▸ **Record excerpts**
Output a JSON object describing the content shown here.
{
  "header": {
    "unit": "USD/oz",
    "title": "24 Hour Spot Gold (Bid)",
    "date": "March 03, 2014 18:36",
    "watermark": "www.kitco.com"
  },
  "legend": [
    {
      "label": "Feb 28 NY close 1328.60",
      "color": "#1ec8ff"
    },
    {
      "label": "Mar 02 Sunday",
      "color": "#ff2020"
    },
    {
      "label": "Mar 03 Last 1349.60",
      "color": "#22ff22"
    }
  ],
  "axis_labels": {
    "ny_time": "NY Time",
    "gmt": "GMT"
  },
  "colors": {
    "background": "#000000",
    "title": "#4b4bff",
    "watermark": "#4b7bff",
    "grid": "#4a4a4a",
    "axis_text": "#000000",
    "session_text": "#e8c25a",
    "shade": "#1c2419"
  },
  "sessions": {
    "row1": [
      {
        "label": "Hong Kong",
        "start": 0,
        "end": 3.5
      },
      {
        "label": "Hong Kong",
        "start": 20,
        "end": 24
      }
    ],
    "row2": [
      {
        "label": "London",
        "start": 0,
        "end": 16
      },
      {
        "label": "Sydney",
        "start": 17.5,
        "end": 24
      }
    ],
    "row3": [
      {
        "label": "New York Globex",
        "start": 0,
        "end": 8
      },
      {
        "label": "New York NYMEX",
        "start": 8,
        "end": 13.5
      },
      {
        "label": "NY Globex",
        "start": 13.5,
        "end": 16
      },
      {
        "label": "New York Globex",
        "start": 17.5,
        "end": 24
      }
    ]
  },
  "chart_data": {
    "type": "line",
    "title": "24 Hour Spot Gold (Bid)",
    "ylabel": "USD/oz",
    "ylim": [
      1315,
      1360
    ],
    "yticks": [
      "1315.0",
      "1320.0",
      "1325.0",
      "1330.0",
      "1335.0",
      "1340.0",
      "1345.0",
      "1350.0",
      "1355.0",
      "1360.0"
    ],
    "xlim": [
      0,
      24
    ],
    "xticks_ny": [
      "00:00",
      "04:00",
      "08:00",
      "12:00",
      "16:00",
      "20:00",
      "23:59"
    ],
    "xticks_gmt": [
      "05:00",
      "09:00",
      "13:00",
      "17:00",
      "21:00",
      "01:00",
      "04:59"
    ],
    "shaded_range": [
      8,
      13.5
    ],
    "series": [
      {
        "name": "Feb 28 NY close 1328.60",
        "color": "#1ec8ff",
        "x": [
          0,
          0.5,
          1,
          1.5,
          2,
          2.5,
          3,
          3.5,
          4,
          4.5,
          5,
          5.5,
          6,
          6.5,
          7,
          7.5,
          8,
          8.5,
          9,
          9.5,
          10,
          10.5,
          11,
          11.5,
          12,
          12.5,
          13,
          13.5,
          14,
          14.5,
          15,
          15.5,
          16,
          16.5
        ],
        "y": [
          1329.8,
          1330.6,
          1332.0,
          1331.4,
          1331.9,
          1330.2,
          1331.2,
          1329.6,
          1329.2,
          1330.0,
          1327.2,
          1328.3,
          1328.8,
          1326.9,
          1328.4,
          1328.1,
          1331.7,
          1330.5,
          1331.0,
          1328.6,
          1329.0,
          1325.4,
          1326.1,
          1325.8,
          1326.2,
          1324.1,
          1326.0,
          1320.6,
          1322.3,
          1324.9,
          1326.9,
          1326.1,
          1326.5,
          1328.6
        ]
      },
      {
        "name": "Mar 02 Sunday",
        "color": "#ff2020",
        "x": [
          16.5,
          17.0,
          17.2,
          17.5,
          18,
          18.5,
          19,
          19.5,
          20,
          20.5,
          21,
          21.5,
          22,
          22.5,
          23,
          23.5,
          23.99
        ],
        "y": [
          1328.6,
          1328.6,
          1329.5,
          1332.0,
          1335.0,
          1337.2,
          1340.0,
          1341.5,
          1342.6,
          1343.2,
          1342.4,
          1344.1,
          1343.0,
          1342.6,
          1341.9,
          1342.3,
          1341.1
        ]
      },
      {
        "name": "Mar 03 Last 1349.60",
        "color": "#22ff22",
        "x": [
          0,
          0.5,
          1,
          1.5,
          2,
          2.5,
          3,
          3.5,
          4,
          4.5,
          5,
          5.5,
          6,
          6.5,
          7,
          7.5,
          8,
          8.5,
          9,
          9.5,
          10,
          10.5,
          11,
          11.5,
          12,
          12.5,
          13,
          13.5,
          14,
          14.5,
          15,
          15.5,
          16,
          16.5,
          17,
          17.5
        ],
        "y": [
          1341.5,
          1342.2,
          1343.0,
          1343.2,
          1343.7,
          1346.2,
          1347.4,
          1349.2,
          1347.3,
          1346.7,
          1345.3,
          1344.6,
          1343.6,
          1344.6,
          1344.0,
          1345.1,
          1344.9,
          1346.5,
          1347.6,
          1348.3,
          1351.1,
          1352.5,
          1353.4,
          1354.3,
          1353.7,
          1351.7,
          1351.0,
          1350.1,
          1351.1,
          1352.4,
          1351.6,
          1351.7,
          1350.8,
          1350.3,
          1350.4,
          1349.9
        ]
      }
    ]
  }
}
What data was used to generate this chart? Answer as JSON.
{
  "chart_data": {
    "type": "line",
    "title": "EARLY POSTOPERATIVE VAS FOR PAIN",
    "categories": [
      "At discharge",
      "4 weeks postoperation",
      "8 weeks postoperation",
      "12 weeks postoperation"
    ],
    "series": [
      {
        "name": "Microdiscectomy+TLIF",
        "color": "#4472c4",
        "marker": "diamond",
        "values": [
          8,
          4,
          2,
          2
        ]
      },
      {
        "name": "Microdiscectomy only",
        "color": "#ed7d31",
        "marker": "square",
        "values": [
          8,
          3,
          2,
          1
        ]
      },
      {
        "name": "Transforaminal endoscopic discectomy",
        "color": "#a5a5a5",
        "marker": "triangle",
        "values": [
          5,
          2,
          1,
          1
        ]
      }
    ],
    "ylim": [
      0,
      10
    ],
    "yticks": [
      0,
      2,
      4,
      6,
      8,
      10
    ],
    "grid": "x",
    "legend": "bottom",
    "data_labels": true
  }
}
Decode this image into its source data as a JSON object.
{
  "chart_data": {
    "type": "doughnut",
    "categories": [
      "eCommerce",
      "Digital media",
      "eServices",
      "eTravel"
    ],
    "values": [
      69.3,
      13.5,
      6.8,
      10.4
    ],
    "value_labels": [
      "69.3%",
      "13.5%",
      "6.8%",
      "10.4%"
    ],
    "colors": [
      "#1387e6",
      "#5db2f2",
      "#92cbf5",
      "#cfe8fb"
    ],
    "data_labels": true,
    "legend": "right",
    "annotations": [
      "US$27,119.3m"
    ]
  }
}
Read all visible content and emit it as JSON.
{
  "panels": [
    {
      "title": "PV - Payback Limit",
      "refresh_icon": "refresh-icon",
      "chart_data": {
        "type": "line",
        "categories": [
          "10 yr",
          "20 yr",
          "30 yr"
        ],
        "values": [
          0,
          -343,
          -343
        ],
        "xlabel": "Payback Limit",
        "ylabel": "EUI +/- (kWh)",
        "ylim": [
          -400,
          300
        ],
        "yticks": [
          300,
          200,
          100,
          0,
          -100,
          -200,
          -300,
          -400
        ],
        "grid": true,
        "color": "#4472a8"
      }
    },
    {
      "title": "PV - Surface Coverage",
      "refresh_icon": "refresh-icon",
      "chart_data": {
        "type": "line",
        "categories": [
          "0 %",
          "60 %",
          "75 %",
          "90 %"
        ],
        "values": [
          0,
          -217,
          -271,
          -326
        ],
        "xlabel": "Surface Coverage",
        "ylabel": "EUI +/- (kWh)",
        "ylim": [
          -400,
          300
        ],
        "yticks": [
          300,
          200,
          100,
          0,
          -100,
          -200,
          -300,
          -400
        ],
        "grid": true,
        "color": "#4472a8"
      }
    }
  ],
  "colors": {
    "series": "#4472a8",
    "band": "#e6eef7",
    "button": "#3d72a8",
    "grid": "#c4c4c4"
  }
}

▸ **What the task requires**
In the records shown above, how many lines include the word "postoperation"? Answer with the number only.

▸ **Solution for this problem**
3